What you need to do: Return each line holding the string "doit".

Data section:
* begin *

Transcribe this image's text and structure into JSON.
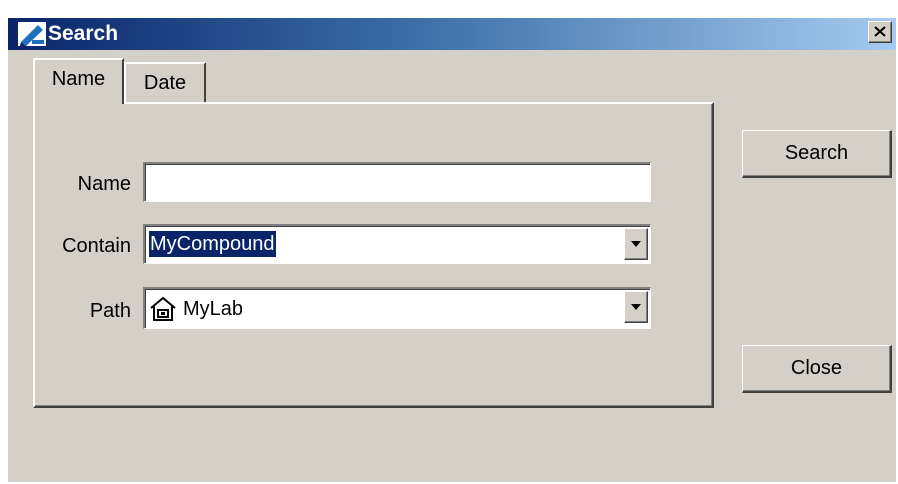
{
  "window": {
    "title": "Search",
    "icon": "pencil-app-icon",
    "close_icon": "close-x-icon"
  },
  "tabs": [
    {
      "label": "Name",
      "active": true
    },
    {
      "label": "Date",
      "active": false
    }
  ],
  "form": {
    "name": {
      "label": "Name",
      "value": ""
    },
    "contain": {
      "label": "Contain",
      "value": "MyCompound",
      "selected": true
    },
    "path": {
      "label": "Path",
      "value": "MyLab",
      "icon": "home-folder-icon"
    }
  },
  "buttons": {
    "search": "Search",
    "close": "Close"
  },
  "colors": {
    "title_start": "#0a246a",
    "title_end": "#a6caf0",
    "face": "#d4d0c8",
    "selection": "#0a246a"
  }
}
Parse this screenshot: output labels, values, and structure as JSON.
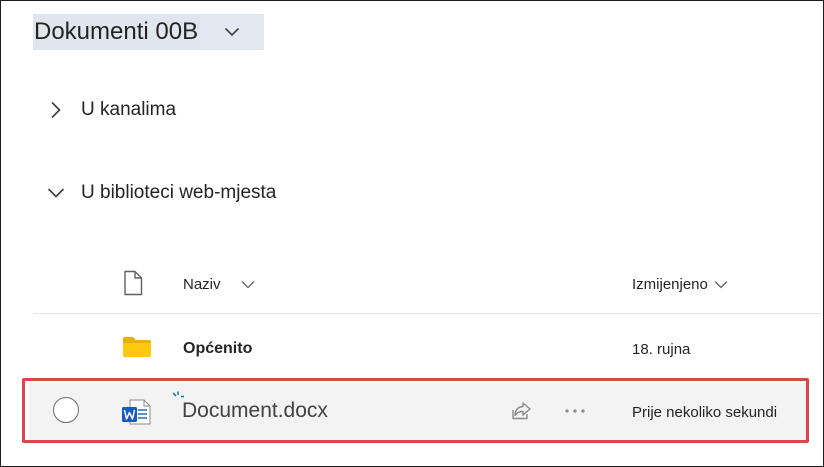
{
  "library": {
    "title": "Dokumenti 00B",
    "dropdown_icon": "chevron-down-icon"
  },
  "sections": {
    "channels": {
      "label": "U kanalima",
      "expanded": false
    },
    "site_library": {
      "label": "U biblioteci web-mjesta",
      "expanded": true
    }
  },
  "table": {
    "columns": {
      "file_type_icon": "document-outline-icon",
      "name": "Naziv",
      "modified": "Izmijenjeno"
    },
    "rows": [
      {
        "type": "folder",
        "icon": "folder-icon",
        "name": "Općenito",
        "modified": "18. rujna"
      },
      {
        "type": "word-document",
        "icon": "word-icon",
        "name": "Document.docx",
        "modified": "Prije nekoliko sekundi",
        "new_indicator": true
      }
    ]
  },
  "colors": {
    "highlight_border": "#d9464b",
    "folder": "#f5c400",
    "word_blue": "#185abd",
    "title_bg": "#e1e5ed",
    "new_badge": "#0f6cbd"
  }
}
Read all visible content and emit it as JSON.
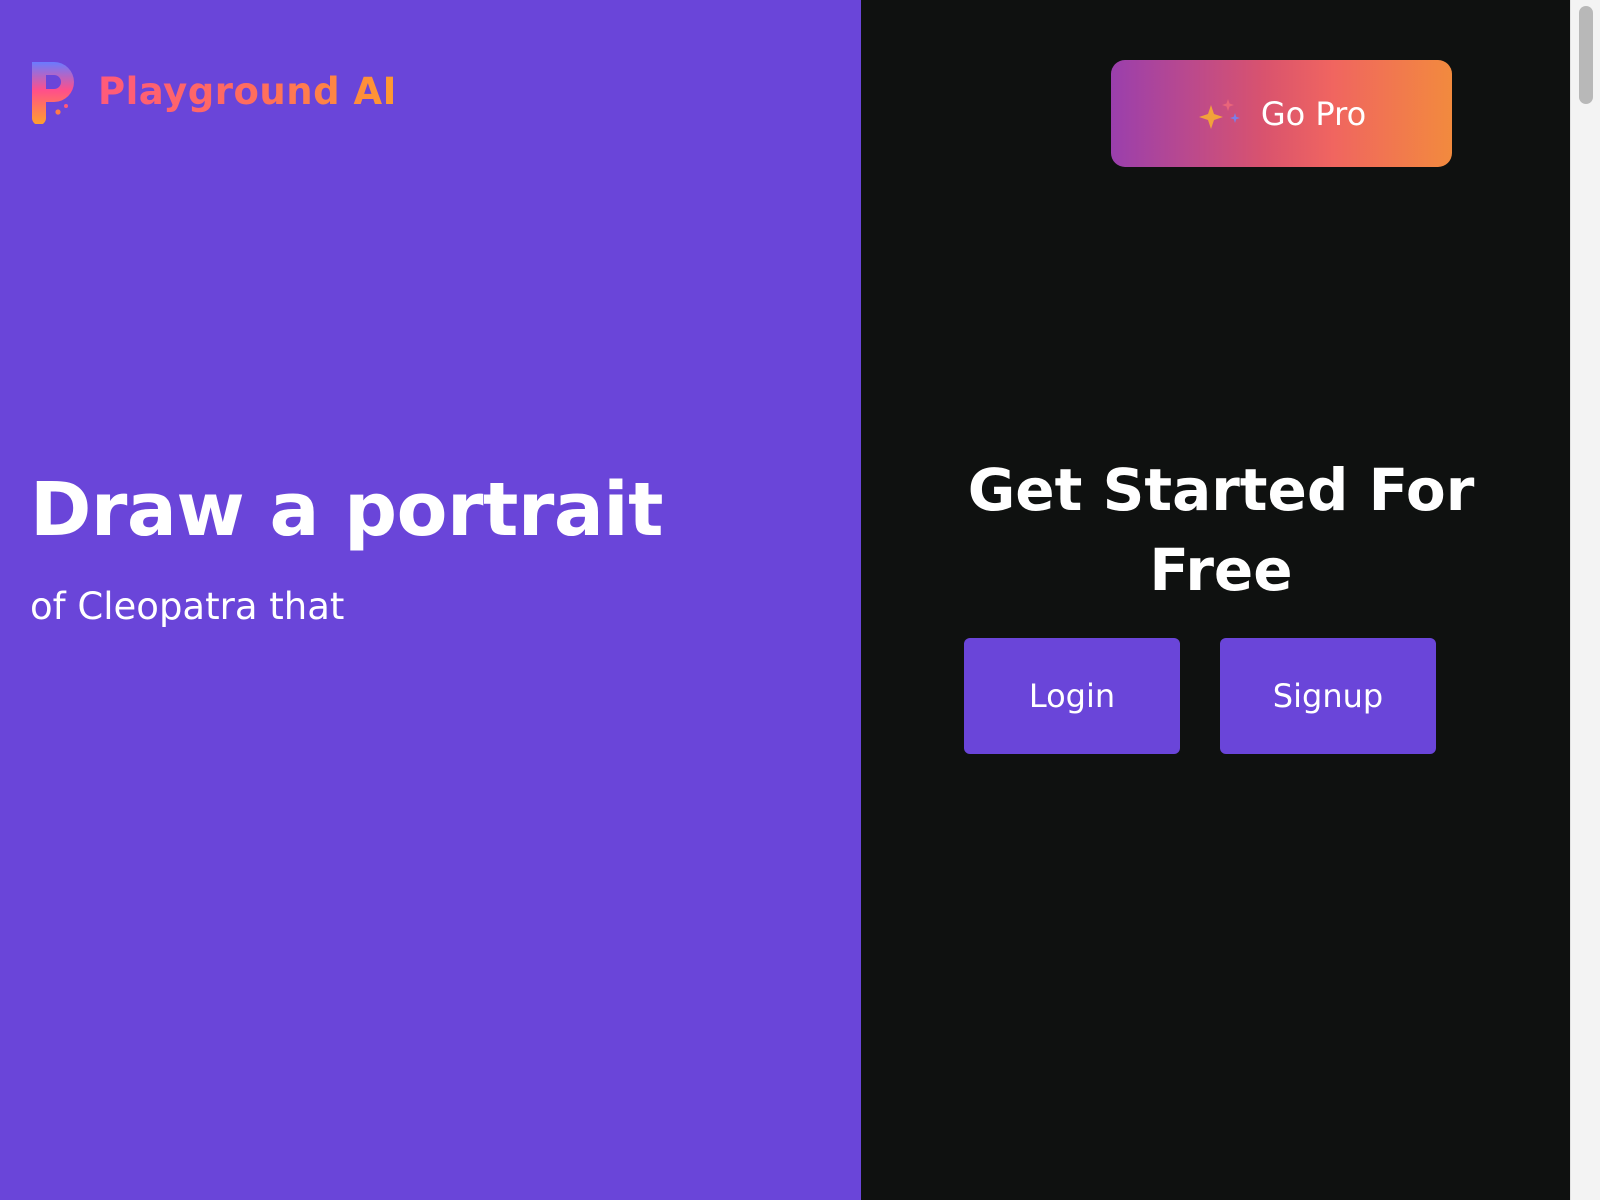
{
  "brand": {
    "name": "Playground AI",
    "logo_icon": "playground-p-logo",
    "gradient_colors": [
      "#ff5a7a",
      "#ff6e5c",
      "#ff9a2e"
    ]
  },
  "hero": {
    "title": "Draw a portrait",
    "subtitle": "of Cleopatra that"
  },
  "header": {
    "go_pro_label": "Go Pro",
    "go_pro_icon": "sparkle-icon"
  },
  "cta": {
    "heading": "Get Started For Free",
    "login_label": "Login",
    "signup_label": "Signup"
  },
  "colors": {
    "left_background": "#6a45d9",
    "right_background": "#0f1110",
    "button_purple": "#6a45d9",
    "go_pro_gradient": [
      "#9a3fad",
      "#f06560",
      "#f28a3e"
    ]
  }
}
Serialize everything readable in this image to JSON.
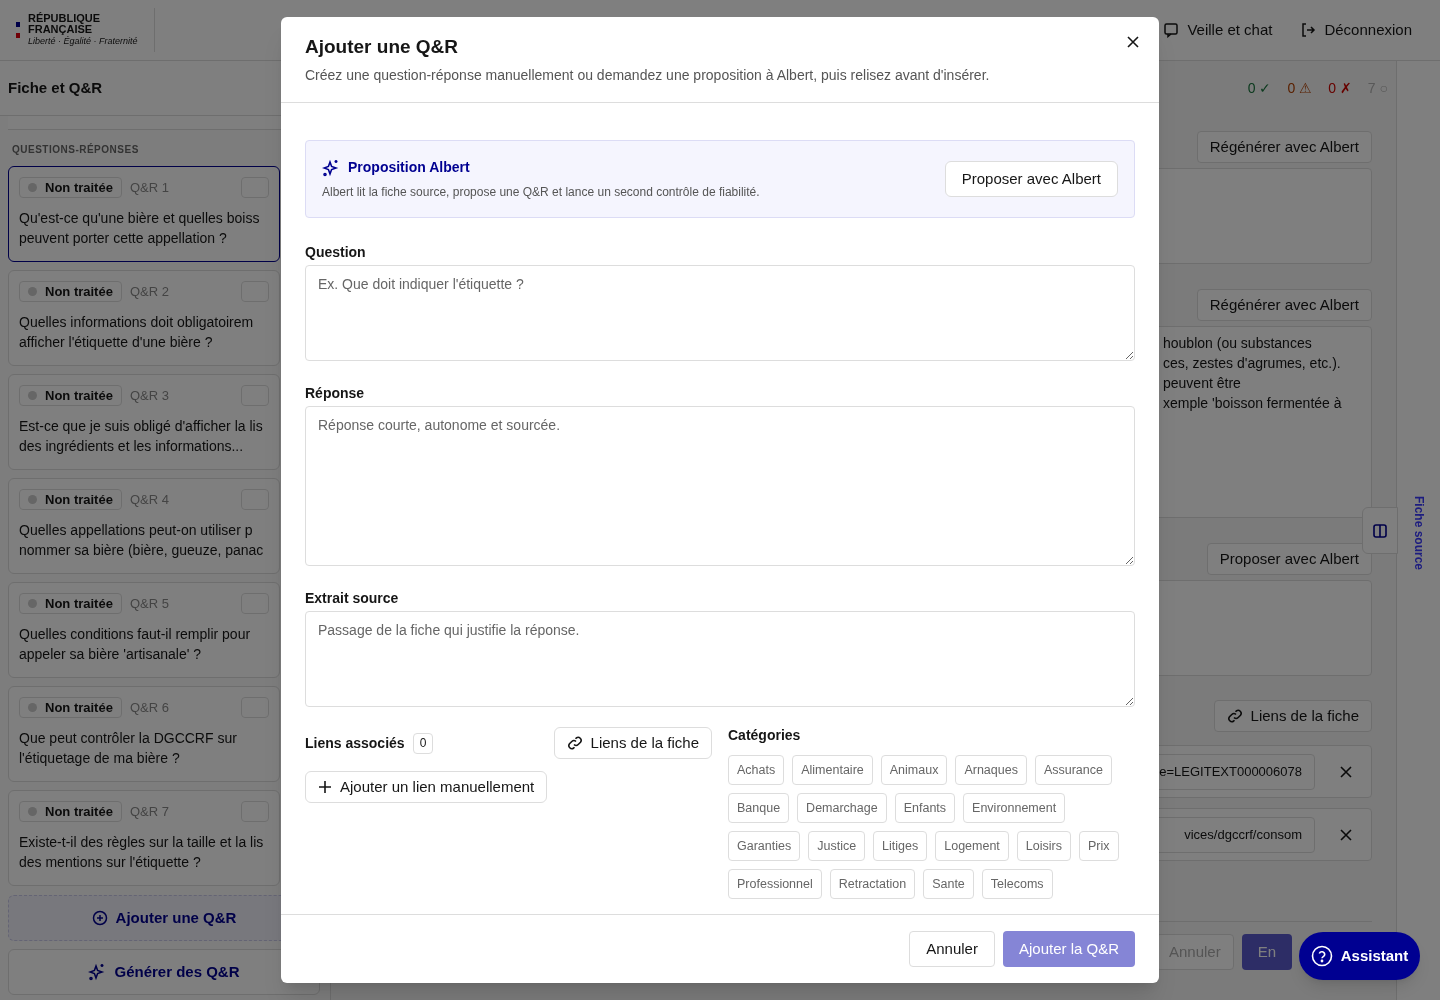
{
  "header": {
    "logo_lines": [
      "RÉPUBLIQUE",
      "FRANÇAISE"
    ],
    "motto": "Liberté · Égalité · Fraternité",
    "nav": [
      {
        "label": "Veille et chat"
      },
      {
        "label": "Déconnexion"
      }
    ]
  },
  "sidebar": {
    "title": "Fiche et Q&R",
    "section": "QUESTIONS-RÉPONSES",
    "items": [
      {
        "status": "Non traitée",
        "label": "Q&R 1",
        "lines": [
          "Qu'est-ce qu'une bière et quelles boiss",
          "peuvent porter cette appellation ?"
        ],
        "selected": true
      },
      {
        "status": "Non traitée",
        "label": "Q&R 2",
        "lines": [
          "Quelles informations doit obligatoirem",
          "afficher l'étiquette d'une bière ?"
        ],
        "selected": false
      },
      {
        "status": "Non traitée",
        "label": "Q&R 3",
        "lines": [
          "Est-ce que je suis obligé d'afficher la lis",
          "des ingrédients et les informations..."
        ],
        "selected": false
      },
      {
        "status": "Non traitée",
        "label": "Q&R 4",
        "lines": [
          "Quelles appellations peut-on utiliser p",
          "nommer sa bière (bière, gueuze, panac"
        ],
        "selected": false
      },
      {
        "status": "Non traitée",
        "label": "Q&R 5",
        "lines": [
          "Quelles conditions faut-il remplir pour",
          "appeler sa bière 'artisanale' ?"
        ],
        "selected": false
      },
      {
        "status": "Non traitée",
        "label": "Q&R 6",
        "lines": [
          "Que peut contrôler la DGCCRF sur",
          "l'étiquetage de ma bière ?"
        ],
        "selected": false
      },
      {
        "status": "Non traitée",
        "label": "Q&R 7",
        "lines": [
          "Existe-t-il des règles sur la taille et la lis",
          "des mentions sur l'étiquette ?"
        ],
        "selected": false
      }
    ],
    "buttons": [
      {
        "label": "Ajouter une Q&R",
        "kind": "add"
      },
      {
        "label": "Générer des Q&R",
        "kind": "generate"
      }
    ]
  },
  "counters": [
    {
      "value": "0",
      "symbol": "✓",
      "kind": "valid"
    },
    {
      "value": "0",
      "symbol": "⚠",
      "kind": "warning"
    },
    {
      "value": "0",
      "symbol": "✗",
      "kind": "error"
    },
    {
      "value": "7",
      "symbol": "○",
      "kind": "pending"
    }
  ],
  "editor": {
    "regenerate_buttons": [
      "Régénérer avec Albert",
      "Régénérer avec Albert"
    ],
    "answer_lines": [
      "houblon (ou substances",
      "ces, zestes d'agrumes, etc.).",
      "peuvent être",
      "xemple 'boisson fermentée à"
    ],
    "propose_button": "Proposer avec Albert",
    "links_button": "Liens de la fiche",
    "links": [
      "e=LEGITEXT000006078",
      "vices/dgccrf/consom"
    ],
    "cancel": "Annuler",
    "submit": "En"
  },
  "side_panel": {
    "label": "Fiche source"
  },
  "assistant": {
    "label": "Assistant"
  },
  "modal": {
    "title": "Ajouter une Q&R",
    "subtitle": "Créez une question-réponse manuellement ou demandez une proposition à Albert, puis relisez avant d'insérer.",
    "albert": {
      "title": "Proposition Albert",
      "description": "Albert lit la fiche source, propose une Q&R et lance un second contrôle de fiabilité.",
      "button": "Proposer avec Albert"
    },
    "fields": [
      {
        "label": "Question",
        "placeholder": "Ex. Que doit indiquer l'étiquette ?"
      },
      {
        "label": "Réponse",
        "placeholder": "Réponse courte, autonome et sourcée."
      },
      {
        "label": "Extrait source",
        "placeholder": "Passage de la fiche qui justifie la réponse."
      }
    ],
    "links": {
      "label": "Liens associés",
      "count": "0",
      "fiche_button": "Liens de la fiche",
      "add_button": "Ajouter un lien manuellement"
    },
    "categories": {
      "label": "Catégories",
      "items": [
        {
          "label": "Achats",
          "selected": false
        },
        {
          "label": "Alimentaire",
          "selected": false
        },
        {
          "label": "Animaux",
          "selected": false
        },
        {
          "label": "Arnaques",
          "selected": false
        },
        {
          "label": "Assurance",
          "selected": false
        },
        {
          "label": "Banque",
          "selected": false
        },
        {
          "label": "Demarchage",
          "selected": false
        },
        {
          "label": "Enfants",
          "selected": false
        },
        {
          "label": "Environnement",
          "selected": false
        },
        {
          "label": "Garanties",
          "selected": false
        },
        {
          "label": "Justice",
          "selected": false
        },
        {
          "label": "Litiges",
          "selected": false
        },
        {
          "label": "Logement",
          "selected": false
        },
        {
          "label": "Loisirs",
          "selected": false
        },
        {
          "label": "Prix",
          "selected": false
        },
        {
          "label": "Professionnel",
          "selected": false
        },
        {
          "label": "Retractation",
          "selected": false
        },
        {
          "label": "Sante",
          "selected": false
        },
        {
          "label": "Telecoms",
          "selected": false
        }
      ]
    },
    "actions": {
      "cancel": "Annuler",
      "submit": {
        "label": "Ajouter la Q&R",
        "disabled": true
      }
    }
  }
}
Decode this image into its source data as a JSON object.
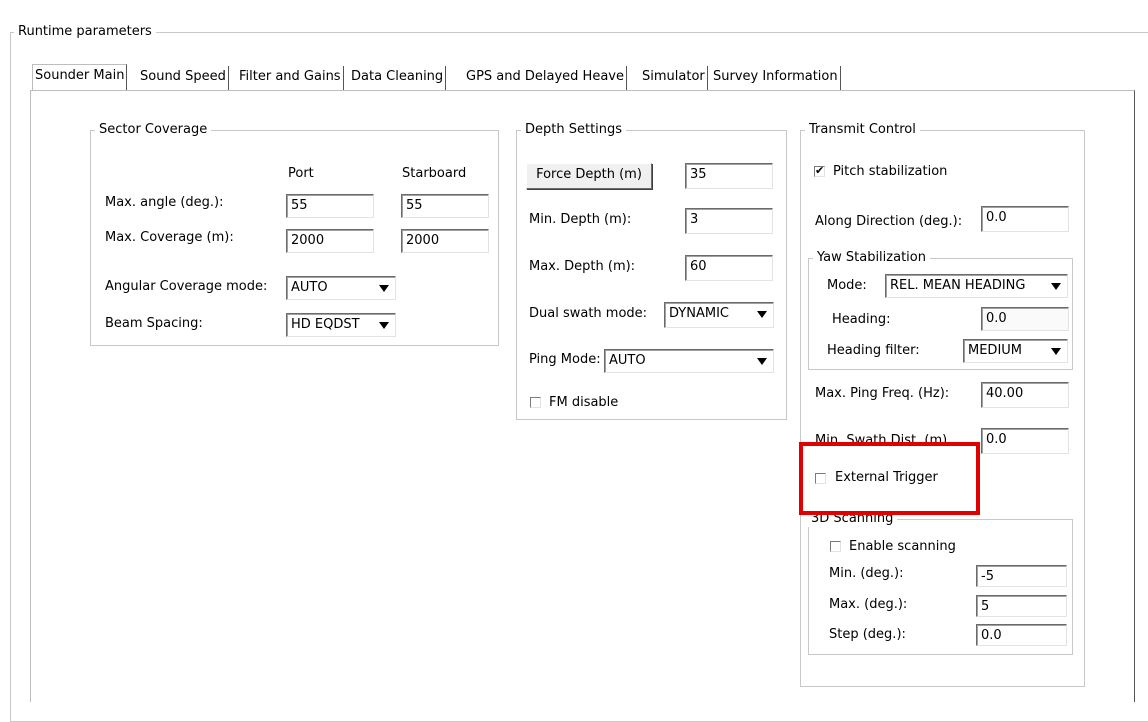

* end *

Written answer:
          "Quelles informations doit obligatoirem",
        "placeholder": "Ex. Que doit indiquer l'étiquette ?"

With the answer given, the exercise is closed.